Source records
------------------------------------

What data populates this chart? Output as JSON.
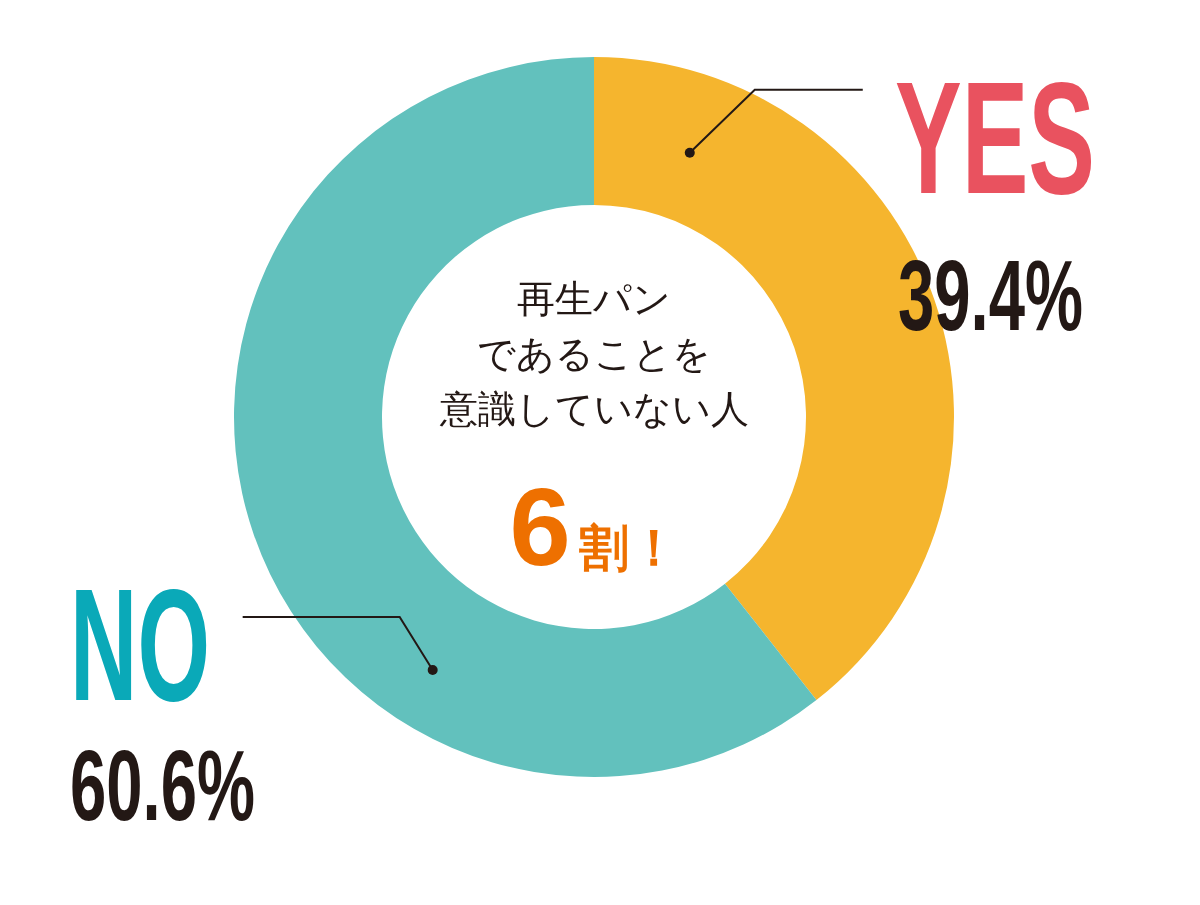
{
  "chart_data": {
    "type": "donut",
    "categories": [
      "YES",
      "NO"
    ],
    "values": [
      39.4,
      60.6
    ],
    "colors": [
      "#f5b52e",
      "#62c1bd"
    ],
    "value_labels": [
      "39.4%",
      "60.6%"
    ],
    "annotations": [
      "再生パン",
      "であることを",
      "意識していない人",
      "6割！"
    ]
  }
}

------------------------------------

• Short task
Write out the entries above verbatim; the pictures do not belong in your copy.

• Reply to the exercise
What data populates this chart? Output as JSON.
{
  "chart_data": {
    "type": "donut",
    "categories": [
      "YES",
      "NO"
    ],
    "values": [
      39.4,
      60.6
    ],
    "colors": [
      "#f5b52e",
      "#62c1bd"
    ],
    "value_labels": [
      "39.4%",
      "60.6%"
    ],
    "annotations": [
      "再生パン",
      "であることを",
      "意識していない人",
      "6割！"
    ]
  }
}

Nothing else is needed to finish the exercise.